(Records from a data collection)
-- Start --
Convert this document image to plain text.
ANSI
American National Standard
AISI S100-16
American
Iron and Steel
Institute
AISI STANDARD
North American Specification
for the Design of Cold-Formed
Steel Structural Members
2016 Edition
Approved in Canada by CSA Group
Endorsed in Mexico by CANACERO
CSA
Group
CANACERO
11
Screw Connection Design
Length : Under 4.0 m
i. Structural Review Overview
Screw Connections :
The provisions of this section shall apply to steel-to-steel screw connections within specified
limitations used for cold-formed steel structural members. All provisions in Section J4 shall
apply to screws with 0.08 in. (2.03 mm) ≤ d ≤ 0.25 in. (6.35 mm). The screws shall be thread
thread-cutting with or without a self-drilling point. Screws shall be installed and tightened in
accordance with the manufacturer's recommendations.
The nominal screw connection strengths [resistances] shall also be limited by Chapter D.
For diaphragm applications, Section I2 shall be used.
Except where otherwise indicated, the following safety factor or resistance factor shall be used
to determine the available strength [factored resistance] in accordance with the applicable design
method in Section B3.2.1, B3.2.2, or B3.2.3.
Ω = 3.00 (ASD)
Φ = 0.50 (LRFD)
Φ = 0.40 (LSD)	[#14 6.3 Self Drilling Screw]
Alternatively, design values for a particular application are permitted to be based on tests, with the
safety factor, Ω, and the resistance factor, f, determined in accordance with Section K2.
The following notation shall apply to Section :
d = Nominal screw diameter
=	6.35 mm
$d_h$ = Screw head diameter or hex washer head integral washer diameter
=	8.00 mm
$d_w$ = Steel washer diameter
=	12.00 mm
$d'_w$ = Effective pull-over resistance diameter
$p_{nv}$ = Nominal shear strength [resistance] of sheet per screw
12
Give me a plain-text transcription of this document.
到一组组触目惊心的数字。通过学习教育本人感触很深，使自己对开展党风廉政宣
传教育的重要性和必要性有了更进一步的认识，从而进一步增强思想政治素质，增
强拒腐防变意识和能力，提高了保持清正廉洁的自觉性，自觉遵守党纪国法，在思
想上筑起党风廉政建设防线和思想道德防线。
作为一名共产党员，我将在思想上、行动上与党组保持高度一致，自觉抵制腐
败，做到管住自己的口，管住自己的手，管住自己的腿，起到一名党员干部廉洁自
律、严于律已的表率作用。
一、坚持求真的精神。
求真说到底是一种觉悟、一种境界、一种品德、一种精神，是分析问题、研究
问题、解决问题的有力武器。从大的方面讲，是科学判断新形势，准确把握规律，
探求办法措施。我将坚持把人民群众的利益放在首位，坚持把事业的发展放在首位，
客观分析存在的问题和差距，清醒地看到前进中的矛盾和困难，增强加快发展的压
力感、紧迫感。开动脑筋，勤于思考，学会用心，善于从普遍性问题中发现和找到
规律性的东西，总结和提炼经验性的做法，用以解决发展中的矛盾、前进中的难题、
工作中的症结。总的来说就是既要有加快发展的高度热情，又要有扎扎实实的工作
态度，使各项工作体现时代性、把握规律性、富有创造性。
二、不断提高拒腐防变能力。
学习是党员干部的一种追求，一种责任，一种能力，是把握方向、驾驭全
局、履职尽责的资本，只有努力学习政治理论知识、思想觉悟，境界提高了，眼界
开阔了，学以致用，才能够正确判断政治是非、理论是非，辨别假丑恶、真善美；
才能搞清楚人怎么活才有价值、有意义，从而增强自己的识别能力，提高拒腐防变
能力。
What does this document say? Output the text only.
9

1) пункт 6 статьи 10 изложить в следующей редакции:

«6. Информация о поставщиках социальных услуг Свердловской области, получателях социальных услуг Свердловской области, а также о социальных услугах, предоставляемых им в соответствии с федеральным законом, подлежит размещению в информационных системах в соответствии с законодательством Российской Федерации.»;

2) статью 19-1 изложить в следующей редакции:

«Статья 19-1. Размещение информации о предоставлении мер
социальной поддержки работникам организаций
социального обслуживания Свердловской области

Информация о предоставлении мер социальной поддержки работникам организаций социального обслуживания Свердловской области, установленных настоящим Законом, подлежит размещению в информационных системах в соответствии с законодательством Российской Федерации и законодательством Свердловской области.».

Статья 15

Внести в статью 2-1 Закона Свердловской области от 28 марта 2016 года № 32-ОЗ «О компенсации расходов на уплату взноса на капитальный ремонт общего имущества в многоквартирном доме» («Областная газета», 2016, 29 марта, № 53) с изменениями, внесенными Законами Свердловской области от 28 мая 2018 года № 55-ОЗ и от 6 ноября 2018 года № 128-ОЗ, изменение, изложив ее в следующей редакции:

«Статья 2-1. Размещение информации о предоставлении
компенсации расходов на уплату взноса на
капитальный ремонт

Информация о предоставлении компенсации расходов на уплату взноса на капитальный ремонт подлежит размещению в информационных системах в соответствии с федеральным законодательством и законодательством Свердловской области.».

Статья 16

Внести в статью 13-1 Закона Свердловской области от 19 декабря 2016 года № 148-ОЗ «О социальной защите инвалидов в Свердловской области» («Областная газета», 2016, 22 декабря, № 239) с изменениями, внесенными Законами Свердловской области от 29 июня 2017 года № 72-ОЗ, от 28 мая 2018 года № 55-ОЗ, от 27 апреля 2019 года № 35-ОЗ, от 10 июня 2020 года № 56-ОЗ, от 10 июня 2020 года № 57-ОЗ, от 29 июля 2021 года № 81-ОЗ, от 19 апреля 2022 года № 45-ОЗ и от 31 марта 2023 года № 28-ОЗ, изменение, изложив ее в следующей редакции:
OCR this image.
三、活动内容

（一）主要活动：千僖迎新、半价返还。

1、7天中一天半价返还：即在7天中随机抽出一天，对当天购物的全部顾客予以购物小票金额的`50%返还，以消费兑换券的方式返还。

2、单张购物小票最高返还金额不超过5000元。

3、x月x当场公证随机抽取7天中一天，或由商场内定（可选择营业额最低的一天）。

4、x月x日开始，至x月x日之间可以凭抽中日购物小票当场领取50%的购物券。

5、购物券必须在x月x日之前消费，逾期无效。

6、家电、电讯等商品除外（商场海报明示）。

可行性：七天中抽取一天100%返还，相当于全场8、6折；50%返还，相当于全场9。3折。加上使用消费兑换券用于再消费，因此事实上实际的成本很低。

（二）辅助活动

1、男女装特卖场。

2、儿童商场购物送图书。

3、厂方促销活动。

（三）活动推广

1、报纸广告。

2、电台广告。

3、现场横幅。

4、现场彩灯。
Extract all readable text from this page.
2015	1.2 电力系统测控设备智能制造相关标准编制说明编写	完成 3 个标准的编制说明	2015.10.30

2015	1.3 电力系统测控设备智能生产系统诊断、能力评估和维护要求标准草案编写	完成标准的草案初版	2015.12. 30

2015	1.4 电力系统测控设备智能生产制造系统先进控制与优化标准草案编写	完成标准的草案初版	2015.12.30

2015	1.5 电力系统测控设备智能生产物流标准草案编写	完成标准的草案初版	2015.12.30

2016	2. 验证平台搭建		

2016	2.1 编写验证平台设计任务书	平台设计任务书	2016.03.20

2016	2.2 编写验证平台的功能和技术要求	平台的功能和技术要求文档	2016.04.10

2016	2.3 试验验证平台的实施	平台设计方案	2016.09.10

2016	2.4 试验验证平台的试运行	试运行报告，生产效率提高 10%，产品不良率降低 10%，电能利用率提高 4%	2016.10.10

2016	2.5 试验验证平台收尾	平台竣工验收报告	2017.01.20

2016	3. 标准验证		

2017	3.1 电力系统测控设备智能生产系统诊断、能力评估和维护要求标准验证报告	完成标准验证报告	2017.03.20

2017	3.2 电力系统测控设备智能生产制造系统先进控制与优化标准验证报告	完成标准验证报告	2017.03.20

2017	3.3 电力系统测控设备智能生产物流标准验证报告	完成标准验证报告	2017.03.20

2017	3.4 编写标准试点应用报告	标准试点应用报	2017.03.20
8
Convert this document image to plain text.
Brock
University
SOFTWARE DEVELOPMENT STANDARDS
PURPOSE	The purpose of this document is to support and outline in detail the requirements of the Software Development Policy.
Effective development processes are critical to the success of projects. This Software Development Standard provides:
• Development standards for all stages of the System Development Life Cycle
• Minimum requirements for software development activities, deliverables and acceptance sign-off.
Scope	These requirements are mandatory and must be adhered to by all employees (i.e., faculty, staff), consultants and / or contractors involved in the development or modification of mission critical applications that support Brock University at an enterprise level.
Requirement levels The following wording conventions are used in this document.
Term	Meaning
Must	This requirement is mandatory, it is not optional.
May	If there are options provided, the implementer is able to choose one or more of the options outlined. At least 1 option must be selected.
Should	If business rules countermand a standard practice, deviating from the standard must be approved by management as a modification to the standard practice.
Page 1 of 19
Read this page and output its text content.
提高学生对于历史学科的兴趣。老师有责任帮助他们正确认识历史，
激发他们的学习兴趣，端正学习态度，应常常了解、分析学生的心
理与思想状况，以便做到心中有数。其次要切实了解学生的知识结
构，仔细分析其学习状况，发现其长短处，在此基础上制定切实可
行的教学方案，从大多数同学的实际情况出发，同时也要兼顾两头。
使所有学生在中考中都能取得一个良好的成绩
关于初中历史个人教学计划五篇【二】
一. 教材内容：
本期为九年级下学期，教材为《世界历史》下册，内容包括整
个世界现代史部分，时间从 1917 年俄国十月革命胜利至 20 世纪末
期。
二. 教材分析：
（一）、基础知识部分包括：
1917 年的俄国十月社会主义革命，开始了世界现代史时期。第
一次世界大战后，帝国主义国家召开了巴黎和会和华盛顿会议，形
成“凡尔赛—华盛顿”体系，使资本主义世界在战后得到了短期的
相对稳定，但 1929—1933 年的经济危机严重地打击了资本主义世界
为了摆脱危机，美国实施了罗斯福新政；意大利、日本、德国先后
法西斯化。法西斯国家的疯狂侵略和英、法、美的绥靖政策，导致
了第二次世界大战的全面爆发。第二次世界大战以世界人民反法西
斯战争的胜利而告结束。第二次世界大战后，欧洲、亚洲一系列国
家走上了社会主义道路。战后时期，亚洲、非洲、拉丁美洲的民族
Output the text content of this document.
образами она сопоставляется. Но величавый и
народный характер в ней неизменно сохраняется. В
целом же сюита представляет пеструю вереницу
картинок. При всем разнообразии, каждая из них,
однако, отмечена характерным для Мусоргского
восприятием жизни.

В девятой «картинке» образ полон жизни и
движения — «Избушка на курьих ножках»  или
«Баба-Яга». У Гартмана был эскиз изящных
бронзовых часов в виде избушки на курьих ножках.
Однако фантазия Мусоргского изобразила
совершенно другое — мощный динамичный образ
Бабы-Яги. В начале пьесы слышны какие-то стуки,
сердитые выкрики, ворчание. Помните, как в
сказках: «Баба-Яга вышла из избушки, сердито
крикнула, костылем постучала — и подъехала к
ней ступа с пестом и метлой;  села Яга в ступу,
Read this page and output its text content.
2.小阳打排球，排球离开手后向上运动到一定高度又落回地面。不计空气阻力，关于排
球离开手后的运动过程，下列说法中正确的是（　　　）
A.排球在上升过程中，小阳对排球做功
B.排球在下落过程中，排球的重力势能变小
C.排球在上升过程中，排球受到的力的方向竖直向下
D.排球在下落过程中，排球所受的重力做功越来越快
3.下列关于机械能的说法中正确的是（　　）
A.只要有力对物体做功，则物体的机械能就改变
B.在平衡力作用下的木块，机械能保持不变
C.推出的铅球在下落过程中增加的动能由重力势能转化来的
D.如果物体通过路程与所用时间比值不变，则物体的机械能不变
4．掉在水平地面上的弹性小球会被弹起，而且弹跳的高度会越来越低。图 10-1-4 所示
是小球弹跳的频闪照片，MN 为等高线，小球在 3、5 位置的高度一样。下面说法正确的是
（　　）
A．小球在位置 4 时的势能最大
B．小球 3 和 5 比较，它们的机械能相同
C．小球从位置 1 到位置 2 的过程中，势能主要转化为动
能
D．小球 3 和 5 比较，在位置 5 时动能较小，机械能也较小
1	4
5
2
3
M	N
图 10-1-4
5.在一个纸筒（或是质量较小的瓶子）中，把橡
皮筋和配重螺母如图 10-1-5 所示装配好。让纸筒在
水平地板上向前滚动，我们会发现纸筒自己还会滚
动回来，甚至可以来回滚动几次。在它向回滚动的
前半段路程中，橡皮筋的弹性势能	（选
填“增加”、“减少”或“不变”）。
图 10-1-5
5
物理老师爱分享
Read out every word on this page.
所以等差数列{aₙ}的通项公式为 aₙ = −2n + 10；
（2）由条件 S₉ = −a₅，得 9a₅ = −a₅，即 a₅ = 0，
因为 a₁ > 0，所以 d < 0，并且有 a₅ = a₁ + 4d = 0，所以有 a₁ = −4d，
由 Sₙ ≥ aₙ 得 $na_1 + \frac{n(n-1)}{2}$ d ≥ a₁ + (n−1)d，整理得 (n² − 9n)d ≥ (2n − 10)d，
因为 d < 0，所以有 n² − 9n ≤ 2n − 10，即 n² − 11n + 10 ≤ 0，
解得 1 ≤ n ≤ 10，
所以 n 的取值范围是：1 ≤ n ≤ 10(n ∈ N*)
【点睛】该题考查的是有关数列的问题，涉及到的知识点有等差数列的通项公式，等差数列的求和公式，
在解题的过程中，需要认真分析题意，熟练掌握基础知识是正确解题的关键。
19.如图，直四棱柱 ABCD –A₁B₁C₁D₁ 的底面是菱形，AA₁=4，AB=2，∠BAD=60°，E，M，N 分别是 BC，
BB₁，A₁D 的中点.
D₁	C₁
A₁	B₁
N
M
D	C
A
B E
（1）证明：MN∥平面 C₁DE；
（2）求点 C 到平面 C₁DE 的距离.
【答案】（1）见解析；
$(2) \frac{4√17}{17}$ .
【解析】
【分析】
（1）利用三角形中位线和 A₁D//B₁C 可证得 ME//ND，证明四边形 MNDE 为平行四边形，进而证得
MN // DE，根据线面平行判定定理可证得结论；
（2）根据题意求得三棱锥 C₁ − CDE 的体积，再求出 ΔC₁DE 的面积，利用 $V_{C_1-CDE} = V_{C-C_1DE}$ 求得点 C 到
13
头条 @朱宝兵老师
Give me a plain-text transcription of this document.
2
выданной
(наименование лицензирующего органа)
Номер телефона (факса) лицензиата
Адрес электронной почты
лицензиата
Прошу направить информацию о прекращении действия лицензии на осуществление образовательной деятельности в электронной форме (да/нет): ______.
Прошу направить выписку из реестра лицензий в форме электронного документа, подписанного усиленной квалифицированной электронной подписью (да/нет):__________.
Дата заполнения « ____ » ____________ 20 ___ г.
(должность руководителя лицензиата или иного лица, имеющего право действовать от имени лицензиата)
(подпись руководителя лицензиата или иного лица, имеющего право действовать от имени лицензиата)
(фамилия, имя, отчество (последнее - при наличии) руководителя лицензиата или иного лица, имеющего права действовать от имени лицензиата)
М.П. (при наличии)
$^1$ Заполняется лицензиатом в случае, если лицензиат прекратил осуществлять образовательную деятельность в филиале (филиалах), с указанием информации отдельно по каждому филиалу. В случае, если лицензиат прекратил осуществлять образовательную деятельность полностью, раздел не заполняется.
-- End --
• [Set task]:
Copy each line of the records that contains the word "жизни".

• [Expected answer]:
восприятием жизни.
В девятой «картинке» образ полон жизни и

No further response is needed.